## DATA FOR THIS EXERCISE
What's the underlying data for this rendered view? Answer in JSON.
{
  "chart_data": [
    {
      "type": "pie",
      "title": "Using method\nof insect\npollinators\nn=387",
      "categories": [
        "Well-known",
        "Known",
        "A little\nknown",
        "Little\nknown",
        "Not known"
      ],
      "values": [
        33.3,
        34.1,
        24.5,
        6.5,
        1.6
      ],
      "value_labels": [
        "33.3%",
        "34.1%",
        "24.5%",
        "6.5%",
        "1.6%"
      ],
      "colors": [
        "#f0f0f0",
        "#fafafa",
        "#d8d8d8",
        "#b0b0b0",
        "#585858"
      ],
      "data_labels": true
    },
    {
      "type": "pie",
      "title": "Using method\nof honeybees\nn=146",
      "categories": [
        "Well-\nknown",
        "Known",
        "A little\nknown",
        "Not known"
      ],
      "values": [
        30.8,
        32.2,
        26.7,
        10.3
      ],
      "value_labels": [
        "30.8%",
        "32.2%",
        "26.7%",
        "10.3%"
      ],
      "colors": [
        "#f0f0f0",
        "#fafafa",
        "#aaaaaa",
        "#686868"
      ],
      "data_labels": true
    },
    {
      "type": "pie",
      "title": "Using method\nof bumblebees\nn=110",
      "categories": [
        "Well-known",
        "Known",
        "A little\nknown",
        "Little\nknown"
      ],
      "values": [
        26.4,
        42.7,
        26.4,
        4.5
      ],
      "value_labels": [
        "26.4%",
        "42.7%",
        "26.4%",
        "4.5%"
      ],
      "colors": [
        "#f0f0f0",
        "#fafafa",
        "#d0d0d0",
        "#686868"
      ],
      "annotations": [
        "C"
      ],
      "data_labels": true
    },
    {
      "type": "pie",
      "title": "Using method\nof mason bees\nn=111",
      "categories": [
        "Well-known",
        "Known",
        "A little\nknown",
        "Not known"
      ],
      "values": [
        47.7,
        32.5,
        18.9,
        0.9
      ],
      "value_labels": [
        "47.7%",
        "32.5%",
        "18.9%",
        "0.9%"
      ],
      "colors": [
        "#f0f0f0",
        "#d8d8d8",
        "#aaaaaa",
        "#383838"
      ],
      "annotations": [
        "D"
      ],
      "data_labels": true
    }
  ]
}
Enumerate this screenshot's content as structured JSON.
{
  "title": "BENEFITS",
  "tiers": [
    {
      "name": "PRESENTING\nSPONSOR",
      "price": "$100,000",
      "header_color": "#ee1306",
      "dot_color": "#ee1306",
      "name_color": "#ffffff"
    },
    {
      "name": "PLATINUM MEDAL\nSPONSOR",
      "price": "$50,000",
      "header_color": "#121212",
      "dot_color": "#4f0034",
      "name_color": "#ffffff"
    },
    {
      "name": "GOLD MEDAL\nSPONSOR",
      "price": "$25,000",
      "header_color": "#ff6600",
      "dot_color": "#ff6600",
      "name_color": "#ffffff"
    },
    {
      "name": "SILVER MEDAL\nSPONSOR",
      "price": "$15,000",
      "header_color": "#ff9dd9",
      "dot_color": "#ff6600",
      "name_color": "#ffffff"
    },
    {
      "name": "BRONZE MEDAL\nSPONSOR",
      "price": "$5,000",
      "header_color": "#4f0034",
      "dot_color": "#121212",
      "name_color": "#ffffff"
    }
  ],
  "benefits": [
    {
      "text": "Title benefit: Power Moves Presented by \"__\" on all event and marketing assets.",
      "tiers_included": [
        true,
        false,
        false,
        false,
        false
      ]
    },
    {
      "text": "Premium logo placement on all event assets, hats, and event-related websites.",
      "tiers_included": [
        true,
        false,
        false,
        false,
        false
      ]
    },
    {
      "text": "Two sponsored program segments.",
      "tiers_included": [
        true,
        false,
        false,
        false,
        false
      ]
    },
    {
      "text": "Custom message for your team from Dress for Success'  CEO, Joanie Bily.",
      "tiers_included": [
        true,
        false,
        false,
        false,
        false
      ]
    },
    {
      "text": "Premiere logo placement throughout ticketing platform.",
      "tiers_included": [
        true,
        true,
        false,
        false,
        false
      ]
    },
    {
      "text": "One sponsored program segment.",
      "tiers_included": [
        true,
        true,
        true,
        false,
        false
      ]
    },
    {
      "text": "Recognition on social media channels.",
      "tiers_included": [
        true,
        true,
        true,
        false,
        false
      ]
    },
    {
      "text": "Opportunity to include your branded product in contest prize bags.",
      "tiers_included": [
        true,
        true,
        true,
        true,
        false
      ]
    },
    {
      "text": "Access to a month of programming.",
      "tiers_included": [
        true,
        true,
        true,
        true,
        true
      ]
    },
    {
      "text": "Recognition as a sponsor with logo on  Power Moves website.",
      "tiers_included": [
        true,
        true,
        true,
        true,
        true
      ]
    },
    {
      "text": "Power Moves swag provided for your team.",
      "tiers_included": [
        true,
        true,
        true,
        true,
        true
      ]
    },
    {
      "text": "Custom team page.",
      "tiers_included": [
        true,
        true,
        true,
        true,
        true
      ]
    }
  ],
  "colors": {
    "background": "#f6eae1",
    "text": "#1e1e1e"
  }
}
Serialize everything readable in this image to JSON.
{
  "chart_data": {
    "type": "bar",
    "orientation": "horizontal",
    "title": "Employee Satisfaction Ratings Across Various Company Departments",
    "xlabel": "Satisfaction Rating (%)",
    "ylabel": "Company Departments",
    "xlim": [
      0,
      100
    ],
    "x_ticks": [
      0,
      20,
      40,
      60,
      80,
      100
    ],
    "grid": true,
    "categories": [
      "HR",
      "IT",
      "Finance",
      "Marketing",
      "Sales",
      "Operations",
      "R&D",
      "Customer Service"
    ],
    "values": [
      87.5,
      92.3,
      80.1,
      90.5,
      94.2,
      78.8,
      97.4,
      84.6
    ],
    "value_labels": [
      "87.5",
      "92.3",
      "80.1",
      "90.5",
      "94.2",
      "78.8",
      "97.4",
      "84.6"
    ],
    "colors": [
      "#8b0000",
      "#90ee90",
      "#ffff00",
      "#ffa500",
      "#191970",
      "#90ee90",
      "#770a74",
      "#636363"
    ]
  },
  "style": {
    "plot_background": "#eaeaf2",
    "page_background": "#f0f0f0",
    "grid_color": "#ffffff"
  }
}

## TO BE DONE
Find the lines that include the string "Recognition", then copy each of them.

## COMPLETE OUTPUT
      "text": "Recognition on social media channels.",
      "text": "Recognition as a sponsor with logo on  Power Moves website.",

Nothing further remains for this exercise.